## start

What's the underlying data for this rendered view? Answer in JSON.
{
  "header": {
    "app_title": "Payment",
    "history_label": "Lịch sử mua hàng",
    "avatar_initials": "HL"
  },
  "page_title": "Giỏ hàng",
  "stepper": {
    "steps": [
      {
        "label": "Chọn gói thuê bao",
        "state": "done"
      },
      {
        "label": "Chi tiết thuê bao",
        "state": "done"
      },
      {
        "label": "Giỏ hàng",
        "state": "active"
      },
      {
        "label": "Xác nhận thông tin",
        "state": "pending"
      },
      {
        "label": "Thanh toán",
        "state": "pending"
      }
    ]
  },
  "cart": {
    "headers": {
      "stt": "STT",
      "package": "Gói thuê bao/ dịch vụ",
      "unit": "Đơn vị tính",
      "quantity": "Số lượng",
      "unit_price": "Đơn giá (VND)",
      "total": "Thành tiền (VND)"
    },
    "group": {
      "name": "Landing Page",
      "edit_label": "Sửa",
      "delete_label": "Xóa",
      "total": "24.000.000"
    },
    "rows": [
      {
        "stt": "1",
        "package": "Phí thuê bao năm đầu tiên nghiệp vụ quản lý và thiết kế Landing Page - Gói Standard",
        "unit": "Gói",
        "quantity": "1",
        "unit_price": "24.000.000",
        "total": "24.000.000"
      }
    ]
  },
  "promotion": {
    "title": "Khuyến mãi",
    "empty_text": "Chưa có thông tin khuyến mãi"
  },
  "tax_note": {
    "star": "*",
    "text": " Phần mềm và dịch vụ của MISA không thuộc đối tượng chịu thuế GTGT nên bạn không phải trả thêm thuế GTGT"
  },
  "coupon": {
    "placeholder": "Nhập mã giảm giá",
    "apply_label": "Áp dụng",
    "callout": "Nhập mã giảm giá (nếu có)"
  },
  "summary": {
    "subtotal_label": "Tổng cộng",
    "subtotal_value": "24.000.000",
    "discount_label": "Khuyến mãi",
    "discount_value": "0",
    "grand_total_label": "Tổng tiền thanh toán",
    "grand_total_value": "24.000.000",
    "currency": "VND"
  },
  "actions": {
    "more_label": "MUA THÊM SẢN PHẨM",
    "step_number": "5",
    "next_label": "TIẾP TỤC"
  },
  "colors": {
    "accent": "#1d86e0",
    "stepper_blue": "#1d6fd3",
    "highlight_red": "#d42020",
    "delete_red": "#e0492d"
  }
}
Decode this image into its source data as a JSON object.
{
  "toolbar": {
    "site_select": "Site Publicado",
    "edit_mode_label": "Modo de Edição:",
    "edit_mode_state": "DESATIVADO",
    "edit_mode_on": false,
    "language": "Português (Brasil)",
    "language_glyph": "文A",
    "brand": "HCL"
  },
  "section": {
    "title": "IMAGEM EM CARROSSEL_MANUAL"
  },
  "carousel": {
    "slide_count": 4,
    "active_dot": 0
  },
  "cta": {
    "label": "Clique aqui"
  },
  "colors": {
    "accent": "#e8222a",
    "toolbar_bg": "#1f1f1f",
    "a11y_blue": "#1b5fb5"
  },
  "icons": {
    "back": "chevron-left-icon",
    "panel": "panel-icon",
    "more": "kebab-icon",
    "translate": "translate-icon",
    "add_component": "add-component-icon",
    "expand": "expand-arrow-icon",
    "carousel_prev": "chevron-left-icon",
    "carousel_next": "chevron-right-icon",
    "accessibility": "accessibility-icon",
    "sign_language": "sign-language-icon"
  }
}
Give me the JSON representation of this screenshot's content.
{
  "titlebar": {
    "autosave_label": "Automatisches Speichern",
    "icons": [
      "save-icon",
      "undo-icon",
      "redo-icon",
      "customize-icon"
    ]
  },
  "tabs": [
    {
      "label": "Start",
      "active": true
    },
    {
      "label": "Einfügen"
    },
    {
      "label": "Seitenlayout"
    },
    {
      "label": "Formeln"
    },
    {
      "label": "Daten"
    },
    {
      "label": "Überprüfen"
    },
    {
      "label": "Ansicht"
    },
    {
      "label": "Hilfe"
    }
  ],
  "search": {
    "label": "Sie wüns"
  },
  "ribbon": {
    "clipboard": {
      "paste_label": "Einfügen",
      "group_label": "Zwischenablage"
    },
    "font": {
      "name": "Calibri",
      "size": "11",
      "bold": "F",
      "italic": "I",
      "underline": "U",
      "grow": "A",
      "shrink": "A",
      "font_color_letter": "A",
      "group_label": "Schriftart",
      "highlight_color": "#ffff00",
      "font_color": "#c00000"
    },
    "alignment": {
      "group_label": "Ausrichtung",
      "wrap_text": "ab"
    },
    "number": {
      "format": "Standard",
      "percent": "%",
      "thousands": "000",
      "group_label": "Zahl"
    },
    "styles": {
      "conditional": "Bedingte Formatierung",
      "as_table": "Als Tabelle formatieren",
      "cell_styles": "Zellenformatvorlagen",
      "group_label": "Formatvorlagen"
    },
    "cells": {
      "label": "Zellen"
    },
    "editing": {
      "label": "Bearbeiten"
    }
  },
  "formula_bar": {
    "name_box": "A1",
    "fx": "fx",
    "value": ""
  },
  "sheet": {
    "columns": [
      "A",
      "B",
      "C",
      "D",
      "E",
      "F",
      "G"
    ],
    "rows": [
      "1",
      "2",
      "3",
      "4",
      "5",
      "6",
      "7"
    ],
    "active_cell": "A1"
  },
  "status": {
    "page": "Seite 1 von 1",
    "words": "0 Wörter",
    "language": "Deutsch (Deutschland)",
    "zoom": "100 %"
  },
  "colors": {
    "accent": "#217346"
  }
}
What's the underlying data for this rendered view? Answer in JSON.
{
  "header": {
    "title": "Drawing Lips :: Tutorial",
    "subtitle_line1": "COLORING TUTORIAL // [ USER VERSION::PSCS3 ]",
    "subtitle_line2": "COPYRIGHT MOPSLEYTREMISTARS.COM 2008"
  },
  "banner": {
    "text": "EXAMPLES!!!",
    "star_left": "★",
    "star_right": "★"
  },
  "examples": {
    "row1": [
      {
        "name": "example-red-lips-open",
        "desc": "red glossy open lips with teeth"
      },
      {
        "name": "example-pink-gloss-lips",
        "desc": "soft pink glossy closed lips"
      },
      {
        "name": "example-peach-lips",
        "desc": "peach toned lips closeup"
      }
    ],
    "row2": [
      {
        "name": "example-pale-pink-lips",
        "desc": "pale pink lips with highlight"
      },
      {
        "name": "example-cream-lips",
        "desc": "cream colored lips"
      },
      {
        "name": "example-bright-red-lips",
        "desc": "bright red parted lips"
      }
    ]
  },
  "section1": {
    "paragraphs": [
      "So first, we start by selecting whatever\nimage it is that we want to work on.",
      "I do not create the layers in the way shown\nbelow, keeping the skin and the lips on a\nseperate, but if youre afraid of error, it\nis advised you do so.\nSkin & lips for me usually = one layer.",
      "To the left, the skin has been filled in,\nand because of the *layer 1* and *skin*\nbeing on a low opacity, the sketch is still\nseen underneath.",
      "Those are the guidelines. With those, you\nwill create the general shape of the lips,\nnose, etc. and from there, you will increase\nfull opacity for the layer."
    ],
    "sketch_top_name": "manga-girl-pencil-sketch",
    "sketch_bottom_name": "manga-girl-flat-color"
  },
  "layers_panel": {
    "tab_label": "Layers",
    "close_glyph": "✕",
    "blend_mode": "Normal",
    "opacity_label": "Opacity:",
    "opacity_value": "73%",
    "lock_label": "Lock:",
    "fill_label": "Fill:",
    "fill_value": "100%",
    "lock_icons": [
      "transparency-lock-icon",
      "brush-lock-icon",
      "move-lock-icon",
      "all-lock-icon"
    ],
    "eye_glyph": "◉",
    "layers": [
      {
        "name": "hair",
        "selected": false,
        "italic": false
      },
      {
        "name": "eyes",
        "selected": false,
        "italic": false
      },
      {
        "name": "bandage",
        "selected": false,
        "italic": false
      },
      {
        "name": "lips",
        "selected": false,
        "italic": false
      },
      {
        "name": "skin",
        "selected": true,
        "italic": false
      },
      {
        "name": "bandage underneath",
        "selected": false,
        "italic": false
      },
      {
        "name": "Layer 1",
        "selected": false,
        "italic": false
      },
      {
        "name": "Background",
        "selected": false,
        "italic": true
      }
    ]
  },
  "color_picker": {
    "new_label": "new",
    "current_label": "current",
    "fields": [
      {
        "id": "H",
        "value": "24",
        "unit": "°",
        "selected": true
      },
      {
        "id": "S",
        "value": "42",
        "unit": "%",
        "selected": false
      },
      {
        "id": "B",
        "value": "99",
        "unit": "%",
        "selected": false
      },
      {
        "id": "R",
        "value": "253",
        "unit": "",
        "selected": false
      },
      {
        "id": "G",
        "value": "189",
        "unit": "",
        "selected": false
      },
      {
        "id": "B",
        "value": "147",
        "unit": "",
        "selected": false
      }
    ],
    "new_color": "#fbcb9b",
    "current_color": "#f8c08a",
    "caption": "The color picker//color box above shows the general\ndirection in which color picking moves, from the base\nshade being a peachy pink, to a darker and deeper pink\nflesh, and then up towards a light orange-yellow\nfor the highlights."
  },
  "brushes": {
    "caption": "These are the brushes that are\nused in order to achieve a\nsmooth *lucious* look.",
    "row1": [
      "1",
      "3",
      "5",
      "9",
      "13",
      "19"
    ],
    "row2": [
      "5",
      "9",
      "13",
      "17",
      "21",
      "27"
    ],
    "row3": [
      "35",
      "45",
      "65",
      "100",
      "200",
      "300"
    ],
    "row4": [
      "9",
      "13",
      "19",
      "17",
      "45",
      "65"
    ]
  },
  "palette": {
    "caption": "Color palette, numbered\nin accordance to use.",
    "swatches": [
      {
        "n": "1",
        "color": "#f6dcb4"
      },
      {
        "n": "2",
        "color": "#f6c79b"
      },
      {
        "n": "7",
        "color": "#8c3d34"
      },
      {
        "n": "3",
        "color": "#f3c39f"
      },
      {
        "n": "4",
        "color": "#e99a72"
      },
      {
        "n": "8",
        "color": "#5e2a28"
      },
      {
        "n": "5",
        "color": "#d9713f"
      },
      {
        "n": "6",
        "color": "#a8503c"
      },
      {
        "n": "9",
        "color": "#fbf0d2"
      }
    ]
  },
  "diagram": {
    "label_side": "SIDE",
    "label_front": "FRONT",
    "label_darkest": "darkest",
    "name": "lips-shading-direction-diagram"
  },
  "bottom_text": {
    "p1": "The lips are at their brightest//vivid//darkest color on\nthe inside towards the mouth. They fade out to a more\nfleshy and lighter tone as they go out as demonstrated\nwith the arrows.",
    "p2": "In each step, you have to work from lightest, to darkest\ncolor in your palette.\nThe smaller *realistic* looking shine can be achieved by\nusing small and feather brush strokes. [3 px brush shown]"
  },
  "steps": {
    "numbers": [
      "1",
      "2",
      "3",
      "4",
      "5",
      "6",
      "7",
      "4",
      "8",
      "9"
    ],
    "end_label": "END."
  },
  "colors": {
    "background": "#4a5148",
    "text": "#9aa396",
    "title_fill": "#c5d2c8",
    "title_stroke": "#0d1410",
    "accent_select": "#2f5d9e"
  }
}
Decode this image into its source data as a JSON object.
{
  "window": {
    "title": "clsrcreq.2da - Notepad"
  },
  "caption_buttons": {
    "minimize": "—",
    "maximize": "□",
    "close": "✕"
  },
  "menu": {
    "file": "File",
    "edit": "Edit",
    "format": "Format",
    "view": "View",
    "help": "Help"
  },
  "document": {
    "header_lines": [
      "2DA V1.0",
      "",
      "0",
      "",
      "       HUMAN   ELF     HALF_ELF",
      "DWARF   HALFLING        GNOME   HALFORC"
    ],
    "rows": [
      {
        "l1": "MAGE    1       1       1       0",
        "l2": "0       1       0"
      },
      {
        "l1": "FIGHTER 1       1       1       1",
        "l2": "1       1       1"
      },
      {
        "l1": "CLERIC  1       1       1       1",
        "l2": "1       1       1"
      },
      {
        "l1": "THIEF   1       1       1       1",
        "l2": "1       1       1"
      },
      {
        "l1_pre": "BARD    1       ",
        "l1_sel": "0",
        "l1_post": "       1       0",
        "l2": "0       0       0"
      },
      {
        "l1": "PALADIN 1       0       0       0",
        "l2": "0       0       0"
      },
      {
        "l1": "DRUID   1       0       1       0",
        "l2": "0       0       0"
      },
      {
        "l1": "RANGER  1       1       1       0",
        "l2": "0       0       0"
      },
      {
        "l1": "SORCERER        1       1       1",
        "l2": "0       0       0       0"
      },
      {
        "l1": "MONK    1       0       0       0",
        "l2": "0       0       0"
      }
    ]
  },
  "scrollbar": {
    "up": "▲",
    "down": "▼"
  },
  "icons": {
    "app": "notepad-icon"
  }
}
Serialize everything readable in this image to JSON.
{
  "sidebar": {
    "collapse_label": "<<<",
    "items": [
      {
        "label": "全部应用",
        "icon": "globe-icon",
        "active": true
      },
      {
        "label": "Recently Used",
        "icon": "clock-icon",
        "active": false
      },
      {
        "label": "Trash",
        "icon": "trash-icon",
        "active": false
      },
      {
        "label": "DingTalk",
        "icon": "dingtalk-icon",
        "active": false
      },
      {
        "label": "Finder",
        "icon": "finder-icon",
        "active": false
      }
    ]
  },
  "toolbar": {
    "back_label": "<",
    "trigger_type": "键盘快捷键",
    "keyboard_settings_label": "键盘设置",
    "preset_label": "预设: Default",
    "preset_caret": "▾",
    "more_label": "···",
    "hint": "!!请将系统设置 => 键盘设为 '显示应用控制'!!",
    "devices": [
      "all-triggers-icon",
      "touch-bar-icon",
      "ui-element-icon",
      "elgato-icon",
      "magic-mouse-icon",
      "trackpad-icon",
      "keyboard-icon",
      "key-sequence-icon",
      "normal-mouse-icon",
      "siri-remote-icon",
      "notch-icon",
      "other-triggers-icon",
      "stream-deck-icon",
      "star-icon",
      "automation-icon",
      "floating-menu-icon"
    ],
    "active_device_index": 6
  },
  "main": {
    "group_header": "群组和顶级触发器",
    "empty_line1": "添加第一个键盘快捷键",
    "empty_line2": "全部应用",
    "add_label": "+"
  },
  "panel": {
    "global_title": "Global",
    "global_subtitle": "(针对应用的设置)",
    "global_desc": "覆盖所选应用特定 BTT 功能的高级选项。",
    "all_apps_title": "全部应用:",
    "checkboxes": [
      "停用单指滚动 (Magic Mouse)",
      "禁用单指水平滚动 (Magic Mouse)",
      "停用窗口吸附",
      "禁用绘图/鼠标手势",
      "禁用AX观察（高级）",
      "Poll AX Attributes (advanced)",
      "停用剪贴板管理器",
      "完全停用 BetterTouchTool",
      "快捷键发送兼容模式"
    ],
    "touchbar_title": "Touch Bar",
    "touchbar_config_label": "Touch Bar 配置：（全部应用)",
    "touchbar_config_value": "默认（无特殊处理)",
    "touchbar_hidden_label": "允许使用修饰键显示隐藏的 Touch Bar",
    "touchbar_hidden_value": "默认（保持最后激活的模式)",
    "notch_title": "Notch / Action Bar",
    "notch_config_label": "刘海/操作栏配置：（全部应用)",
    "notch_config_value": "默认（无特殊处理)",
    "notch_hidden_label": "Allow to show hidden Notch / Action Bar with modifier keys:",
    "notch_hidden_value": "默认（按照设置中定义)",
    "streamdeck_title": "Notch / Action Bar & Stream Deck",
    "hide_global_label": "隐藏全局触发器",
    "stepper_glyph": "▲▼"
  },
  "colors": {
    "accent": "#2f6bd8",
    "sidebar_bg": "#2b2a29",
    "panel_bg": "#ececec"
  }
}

## end

* GIVEN PROBLEM *
Where a line in the entries holds the word "underneath", copy that line.

* OUTPUT FOR THIS EXERCISE *
      "To the left, the skin has been filled in,\nand because of the *layer 1* and *skin*\nbeing on a low opacity, the sketch is still\nseen underneath.",
        "name": "bandage underneath",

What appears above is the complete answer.